Omit all images. Transcribe the rest of the material below exactly.

• _Input for this task_
**********

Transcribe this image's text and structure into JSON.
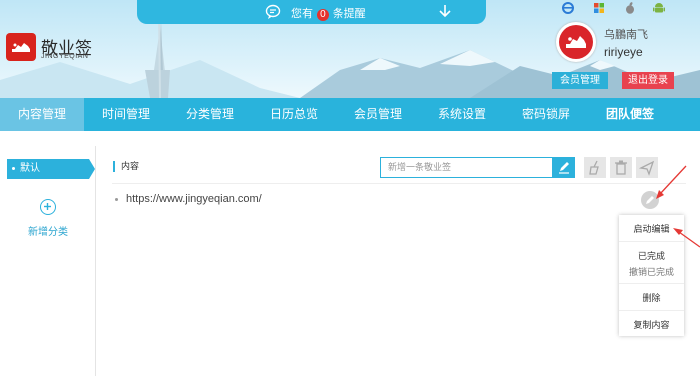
{
  "notification": {
    "prefix": "您有",
    "count": "0",
    "suffix": "条提醒"
  },
  "brand": {
    "name": "敬业签",
    "sub": "JINGYEQIAN"
  },
  "app_icons": [
    "ie-icon",
    "windows-icon",
    "apple-icon",
    "android-icon"
  ],
  "user": {
    "nickname": "乌鵬南飞",
    "account": "ririyeye",
    "member_btn": "会员管理",
    "logout_btn": "退出登录"
  },
  "nav": {
    "items": [
      "内容管理",
      "时间管理",
      "分类管理",
      "日历总览",
      "会员管理",
      "系统设置",
      "密码锁屏",
      "团队便签"
    ],
    "active": "内容管理"
  },
  "sidebar": {
    "default_category": "默认",
    "add_category": "新增分类"
  },
  "main": {
    "section_title": "内容",
    "new_placeholder": "新增一条敬业签"
  },
  "notes": [
    {
      "text": "https://www.jingyeqian.com/"
    }
  ],
  "context_menu": {
    "items": [
      "启动编辑",
      "已完成",
      "撤销已完成",
      "删除",
      "复制内容"
    ]
  },
  "colors": {
    "accent": "#29b3dc",
    "danger": "#e8424f",
    "brand_red": "#d8231c"
  }
}
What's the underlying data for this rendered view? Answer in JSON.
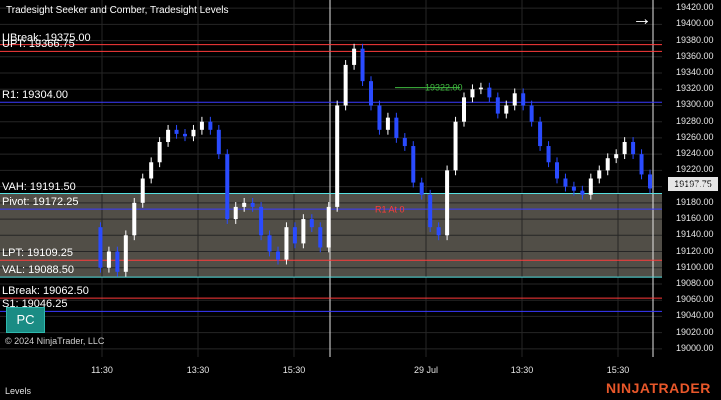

**********

• _Finished answer_
Transcribe this image's text and structure into JSON.
{
  "notification": {
    "prefix": "您有",
    "count": "0",
    "suffix": "条提醒"
  },
  "brand": {
    "name": "敬业签",
    "sub": "JINGYEQIAN"
  },
  "app_icons": [
    "ie-icon",
    "windows-icon",
    "apple-icon",
    "android-icon"
  ],
  "user": {
    "nickname": "乌鵬南飞",
    "account": "ririyeye",
    "member_btn": "会员管理",
    "logout_btn": "退出登录"
  },
  "nav": {
    "items": [
      "内容管理",
      "时间管理",
      "分类管理",
      "日历总览",
      "会员管理",
      "系统设置",
      "密码锁屏",
      "团队便签"
    ],
    "active": "内容管理"
  },
  "sidebar": {
    "default_category": "默认",
    "add_category": "新增分类"
  },
  "main": {
    "section_title": "内容",
    "new_placeholder": "新增一条敬业签"
  },
  "notes": [
    {
      "text": "https://www.jingyeqian.com/"
    }
  ],
  "context_menu": {
    "items": [
      "启动编辑",
      "已完成",
      "撤销已完成",
      "删除",
      "复制内容"
    ]
  },
  "colors": {
    "accent": "#29b3dc",
    "danger": "#e8424f",
    "brand_red": "#d8231c"
  }
}
What's the underlying data for this rendered view? Answer in JSON.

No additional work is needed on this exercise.